Instructions for the task ▸ Continue the article below on the EPA's proposal to narrow Clean Water Act protections, starting right after its last sentence.

In a reversal of Obama-era policy, the Trump administration announced its plan Tuesday to strip streams and wetlands of their protections under the Clean Water Act. The Environmental Protection Agency claims to be changing the Clean Water Rule’s definition of “Waters of the United States” for consistency. In reality, the proposal would endanger millions of acres of waterways—an impact that officials have disputed, despite their agency’s own analysis showing otherwise, as revealed in documents obtained by E&E News.
The EPA says protected waters will include “traditional navigable waters” and their tributaries, along with “certain ditches, certain lakes and ponds.” Only wetlands that border these waters will be federally regulated. This leaves out streams that flow after rainfall, groundwater, ditches, land once used for agriculture, and waste-treatment systems, according to the EPA’s announcement.
“Our proposal would replace the Obama EPA’s 2015 definition [of WOTUS] with one that respects the limits of the Clean Water Act,” EPA Acting Administrator Andrew Wheeler said in a statement. “Our simpler and clearer definition would help landowners understand whether a project on their property will require a federal permit or not.”
This “simpler” definition would also mean the following:
- A 2017 report from the EPA and Army Corps of Engineers shows that 18 percent of the country’s streams are seasonal. These waters are particularly sensitive to climate change and pollution, studies have found—and their contamination will have a direct effect on human health: According to Obama-era EPA analysis, approximately 117 million people (one-third of the total U.S. population) relies on drinking water from systems powered by streams that flow when snow melts or rain falls.

Data provided ▸
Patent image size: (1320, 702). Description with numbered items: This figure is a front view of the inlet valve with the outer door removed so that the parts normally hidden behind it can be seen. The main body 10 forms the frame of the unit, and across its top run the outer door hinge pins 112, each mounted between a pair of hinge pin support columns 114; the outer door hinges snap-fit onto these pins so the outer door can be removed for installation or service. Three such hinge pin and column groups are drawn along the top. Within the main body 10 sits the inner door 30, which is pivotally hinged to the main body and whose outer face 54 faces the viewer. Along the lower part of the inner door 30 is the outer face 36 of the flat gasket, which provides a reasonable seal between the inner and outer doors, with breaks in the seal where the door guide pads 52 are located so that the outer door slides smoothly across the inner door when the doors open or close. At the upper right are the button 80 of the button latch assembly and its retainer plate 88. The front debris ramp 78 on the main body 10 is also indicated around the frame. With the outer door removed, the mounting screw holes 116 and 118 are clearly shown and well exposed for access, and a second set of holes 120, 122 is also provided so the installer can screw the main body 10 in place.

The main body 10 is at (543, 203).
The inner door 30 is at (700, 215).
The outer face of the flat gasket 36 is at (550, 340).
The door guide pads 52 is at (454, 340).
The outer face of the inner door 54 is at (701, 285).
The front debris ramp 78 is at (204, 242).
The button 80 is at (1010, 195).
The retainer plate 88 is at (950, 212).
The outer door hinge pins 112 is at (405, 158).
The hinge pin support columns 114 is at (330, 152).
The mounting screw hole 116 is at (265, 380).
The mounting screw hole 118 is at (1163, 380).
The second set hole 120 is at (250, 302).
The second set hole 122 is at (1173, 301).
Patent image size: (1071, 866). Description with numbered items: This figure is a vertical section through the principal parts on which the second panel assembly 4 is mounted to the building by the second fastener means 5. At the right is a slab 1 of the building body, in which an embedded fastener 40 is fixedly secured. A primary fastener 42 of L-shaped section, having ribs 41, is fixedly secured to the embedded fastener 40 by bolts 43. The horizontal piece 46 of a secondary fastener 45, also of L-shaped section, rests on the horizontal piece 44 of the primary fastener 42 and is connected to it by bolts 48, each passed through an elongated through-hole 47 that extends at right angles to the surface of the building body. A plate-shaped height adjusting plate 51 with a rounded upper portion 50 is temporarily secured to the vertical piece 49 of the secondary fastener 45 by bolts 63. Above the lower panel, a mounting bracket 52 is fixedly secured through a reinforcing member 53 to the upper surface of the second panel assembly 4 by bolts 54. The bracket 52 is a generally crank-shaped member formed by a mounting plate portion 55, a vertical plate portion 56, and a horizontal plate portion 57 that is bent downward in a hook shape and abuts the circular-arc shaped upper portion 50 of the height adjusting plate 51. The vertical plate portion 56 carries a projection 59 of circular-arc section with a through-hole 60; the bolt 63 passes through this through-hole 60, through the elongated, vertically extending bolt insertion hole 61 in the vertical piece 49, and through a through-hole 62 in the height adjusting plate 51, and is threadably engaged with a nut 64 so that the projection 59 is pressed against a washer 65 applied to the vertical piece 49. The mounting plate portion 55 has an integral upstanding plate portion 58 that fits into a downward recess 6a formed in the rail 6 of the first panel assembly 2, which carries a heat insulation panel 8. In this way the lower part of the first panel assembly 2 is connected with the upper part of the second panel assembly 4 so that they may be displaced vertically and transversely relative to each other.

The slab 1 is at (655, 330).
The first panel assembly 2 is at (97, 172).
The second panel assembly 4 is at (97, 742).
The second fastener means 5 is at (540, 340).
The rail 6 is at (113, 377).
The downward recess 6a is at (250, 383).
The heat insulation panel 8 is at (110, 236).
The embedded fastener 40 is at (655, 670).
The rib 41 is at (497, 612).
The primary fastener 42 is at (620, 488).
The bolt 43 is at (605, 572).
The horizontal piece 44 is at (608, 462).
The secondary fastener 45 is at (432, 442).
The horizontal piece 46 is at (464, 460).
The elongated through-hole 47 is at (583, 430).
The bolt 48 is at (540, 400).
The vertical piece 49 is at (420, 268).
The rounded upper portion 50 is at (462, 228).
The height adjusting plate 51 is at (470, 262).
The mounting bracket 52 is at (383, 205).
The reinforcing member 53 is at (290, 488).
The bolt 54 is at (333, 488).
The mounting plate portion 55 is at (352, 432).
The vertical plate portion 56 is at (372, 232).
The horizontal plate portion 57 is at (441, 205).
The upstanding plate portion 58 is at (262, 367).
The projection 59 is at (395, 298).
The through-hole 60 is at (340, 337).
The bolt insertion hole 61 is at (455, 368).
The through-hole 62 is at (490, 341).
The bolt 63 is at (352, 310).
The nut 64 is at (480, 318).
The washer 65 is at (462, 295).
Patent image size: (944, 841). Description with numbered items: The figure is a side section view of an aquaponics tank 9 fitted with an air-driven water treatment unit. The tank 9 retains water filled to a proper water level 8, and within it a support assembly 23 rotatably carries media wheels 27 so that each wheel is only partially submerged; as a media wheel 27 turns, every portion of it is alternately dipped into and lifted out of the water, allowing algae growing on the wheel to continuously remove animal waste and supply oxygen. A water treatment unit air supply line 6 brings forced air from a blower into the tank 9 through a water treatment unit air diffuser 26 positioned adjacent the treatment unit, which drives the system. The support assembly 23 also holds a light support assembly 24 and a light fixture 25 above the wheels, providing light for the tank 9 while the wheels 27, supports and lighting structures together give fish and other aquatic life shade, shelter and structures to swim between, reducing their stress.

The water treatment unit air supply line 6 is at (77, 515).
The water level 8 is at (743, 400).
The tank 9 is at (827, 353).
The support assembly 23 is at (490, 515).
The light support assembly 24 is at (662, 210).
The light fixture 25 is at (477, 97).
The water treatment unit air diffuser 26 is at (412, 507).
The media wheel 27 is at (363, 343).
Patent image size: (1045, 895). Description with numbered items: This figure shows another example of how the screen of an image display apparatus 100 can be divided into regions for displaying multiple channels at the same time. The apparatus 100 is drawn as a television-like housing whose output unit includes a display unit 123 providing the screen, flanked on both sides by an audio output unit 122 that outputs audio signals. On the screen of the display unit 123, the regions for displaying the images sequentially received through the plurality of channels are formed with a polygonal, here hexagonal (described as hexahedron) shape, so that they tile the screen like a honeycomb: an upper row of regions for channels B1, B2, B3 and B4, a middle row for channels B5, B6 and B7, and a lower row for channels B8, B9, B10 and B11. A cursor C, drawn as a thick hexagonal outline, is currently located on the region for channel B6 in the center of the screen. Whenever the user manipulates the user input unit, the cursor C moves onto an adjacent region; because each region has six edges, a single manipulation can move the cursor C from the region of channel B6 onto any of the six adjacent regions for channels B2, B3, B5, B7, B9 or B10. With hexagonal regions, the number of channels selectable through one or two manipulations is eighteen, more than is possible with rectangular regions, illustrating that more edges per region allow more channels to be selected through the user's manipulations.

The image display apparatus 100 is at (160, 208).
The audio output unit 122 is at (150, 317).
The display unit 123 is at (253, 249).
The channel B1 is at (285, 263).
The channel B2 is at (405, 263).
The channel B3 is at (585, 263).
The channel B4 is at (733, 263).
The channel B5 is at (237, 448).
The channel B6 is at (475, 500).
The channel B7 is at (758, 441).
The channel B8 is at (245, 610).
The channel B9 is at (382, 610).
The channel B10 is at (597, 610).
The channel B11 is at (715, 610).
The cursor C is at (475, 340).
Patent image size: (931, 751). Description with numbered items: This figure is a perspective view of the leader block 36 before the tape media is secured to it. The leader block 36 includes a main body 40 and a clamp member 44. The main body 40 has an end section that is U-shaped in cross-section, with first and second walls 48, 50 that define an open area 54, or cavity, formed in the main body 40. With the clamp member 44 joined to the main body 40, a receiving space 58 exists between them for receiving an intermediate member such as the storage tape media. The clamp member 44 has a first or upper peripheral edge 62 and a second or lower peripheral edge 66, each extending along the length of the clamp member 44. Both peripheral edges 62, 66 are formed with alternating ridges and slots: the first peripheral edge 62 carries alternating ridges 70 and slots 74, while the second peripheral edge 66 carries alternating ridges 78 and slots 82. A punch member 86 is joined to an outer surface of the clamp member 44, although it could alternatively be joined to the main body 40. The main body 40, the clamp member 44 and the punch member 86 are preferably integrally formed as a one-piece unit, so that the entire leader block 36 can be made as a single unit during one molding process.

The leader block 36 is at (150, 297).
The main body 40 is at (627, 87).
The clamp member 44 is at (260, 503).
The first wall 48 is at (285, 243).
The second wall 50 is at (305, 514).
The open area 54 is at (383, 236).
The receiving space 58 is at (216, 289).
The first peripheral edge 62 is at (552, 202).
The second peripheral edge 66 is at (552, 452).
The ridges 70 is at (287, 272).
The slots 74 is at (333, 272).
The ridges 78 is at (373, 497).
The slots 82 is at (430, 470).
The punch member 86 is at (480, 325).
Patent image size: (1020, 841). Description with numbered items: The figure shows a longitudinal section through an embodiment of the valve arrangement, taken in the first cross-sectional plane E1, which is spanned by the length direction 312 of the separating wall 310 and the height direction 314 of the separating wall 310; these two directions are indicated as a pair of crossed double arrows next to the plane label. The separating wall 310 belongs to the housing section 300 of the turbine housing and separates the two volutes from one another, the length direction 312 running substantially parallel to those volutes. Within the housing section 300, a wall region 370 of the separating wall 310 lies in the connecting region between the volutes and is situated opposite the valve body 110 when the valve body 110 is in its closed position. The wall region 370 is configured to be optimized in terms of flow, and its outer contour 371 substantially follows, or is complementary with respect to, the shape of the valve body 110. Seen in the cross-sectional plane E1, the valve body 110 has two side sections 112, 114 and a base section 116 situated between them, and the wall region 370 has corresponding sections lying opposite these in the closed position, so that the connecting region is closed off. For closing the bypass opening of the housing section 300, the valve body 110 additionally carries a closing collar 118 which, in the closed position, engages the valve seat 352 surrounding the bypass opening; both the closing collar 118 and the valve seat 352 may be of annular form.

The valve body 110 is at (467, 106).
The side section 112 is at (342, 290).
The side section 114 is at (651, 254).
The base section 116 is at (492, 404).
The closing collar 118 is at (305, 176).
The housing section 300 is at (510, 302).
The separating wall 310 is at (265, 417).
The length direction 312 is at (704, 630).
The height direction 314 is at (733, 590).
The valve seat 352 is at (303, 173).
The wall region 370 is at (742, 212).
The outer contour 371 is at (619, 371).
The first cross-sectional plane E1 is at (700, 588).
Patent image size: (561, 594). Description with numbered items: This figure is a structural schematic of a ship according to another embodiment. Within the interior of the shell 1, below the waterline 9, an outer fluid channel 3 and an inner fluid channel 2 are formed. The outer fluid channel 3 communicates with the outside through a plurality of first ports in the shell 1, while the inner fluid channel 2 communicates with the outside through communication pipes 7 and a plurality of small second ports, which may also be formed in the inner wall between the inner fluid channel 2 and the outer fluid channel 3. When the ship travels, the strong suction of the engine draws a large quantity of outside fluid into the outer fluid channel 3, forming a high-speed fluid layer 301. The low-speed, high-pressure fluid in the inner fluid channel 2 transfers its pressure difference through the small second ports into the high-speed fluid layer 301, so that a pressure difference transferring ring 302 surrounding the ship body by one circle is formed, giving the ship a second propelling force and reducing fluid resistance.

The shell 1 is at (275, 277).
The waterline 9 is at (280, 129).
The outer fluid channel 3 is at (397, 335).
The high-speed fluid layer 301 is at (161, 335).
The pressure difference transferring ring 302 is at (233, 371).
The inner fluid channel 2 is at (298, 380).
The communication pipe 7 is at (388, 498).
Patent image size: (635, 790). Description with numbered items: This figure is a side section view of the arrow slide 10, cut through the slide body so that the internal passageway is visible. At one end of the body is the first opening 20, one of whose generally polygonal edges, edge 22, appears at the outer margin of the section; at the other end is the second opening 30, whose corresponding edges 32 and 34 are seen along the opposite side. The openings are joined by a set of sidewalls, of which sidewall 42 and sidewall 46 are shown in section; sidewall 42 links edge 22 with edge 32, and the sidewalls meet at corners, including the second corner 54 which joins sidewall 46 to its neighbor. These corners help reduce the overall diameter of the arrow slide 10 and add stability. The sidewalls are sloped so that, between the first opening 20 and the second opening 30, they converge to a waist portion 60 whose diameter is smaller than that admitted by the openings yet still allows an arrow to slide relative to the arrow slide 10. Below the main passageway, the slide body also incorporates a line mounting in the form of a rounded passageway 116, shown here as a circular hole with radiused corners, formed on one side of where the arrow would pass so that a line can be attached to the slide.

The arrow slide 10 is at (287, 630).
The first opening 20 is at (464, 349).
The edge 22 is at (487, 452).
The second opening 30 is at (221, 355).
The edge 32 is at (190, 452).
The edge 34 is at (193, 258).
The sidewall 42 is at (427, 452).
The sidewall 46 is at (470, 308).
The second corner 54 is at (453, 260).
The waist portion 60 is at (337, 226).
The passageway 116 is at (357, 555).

Answer for the task ▸
- The rule change would also exclude 51 percent of the nation’s wetlands, which either intersect streams for part of the year or not at all, the EPA has found. These ecosystems control flooding, sustain wildlife, and even mitigate some of the biggest effects of climate change by storing carbon and absorbing floodwaters.
- Already experiencing drought, the American West will be hit especially hard under the new policy. The rule change could impact waterways across more than 3,000 watersheds in the region, including many that supply water for fisheries and drinking. In California, the Los Angeles Times reports that 66 percent of the state’s fresh water streams would lose federal protection.
- The lack of federal oversight could put more than 75 endangered species at risk of extinction, the environmental group Waterkeeper Alliance predicts. Especially in the arid West, “streams that flow for only part of the year provide crucial habitat, food and water for plants and wildlife,” an EPA webpage, which is no longer maintained under the current administration, says.
The rule could be finalized as soon as next year, though environmental groups are already pushing back. “The Trump administration’s radical proposal would destroy millions of acres of wetlands, pushing imperiled species like steelhead trout closer to extinction,” Brett Hartl, government affairs director at the Center for Biological Diversity, said in a statement Tuesday.